• Task to complete: Find the number of lines in these records where the word "Cabin" appears. Reply with that number and nothing more.

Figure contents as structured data

▶

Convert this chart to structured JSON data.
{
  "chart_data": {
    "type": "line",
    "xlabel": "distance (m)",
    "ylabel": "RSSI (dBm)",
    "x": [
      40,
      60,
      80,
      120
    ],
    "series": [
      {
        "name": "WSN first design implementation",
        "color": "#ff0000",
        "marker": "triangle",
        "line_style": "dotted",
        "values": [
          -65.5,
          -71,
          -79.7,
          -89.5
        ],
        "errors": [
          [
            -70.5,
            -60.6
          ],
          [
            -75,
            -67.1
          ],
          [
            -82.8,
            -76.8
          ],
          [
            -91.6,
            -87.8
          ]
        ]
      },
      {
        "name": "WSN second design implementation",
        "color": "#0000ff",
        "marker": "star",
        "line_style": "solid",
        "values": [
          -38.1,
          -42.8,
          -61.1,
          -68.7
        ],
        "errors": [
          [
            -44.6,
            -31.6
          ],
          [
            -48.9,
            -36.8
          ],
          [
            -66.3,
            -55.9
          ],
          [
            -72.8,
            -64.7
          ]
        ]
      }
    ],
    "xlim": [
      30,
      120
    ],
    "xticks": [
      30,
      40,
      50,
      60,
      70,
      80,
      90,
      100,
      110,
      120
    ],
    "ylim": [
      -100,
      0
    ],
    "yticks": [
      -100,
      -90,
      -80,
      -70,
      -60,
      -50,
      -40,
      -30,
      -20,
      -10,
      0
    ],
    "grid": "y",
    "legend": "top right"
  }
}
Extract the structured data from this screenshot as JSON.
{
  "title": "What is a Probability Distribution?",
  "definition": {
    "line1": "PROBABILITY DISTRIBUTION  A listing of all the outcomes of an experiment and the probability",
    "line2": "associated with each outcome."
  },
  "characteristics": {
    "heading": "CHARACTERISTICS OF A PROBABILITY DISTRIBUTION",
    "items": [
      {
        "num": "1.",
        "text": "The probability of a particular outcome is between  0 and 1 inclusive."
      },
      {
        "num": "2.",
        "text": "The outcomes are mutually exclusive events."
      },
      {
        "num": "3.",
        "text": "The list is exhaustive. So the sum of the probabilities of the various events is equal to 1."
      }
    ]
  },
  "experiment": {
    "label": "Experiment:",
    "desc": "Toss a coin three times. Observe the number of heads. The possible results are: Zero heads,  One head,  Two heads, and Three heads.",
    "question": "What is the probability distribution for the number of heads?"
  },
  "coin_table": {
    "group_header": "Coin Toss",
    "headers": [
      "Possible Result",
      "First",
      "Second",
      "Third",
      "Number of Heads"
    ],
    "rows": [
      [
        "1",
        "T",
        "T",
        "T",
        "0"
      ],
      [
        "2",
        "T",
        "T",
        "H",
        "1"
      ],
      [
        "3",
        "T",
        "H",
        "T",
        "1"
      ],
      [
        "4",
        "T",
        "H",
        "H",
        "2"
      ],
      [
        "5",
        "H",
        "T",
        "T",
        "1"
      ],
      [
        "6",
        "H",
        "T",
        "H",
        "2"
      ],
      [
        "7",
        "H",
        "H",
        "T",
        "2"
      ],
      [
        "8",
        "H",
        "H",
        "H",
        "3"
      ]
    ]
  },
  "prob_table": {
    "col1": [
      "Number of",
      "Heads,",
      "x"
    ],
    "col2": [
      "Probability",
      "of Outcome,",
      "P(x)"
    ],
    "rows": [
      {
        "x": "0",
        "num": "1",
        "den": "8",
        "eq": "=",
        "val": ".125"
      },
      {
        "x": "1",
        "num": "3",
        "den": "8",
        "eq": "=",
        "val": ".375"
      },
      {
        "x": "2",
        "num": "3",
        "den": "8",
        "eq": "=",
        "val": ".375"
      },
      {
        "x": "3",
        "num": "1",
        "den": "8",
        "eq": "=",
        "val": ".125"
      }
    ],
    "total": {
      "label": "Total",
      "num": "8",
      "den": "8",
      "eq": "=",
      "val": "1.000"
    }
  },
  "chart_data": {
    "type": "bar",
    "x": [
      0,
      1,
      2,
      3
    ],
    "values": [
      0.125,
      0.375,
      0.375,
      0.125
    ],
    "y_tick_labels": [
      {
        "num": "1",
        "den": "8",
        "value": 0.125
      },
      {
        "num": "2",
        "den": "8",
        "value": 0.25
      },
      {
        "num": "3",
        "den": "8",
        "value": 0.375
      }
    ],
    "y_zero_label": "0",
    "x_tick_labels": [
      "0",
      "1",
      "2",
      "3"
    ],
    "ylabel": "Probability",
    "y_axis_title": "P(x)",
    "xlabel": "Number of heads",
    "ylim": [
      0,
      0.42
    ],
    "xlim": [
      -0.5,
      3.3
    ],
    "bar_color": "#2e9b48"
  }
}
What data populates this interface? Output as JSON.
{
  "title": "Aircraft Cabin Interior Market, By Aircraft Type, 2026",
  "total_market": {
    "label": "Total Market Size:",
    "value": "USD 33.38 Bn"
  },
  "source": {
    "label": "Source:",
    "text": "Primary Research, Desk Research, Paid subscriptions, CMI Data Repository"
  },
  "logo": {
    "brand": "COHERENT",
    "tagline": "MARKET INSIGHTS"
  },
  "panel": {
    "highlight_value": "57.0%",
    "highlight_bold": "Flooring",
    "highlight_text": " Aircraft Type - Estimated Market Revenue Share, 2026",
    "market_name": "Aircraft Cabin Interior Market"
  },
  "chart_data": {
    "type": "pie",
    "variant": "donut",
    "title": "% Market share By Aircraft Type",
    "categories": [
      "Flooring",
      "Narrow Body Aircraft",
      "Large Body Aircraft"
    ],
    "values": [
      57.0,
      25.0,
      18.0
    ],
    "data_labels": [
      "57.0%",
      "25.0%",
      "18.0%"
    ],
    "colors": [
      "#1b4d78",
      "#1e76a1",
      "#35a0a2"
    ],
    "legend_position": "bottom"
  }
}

◀

• Result for this exercise: 2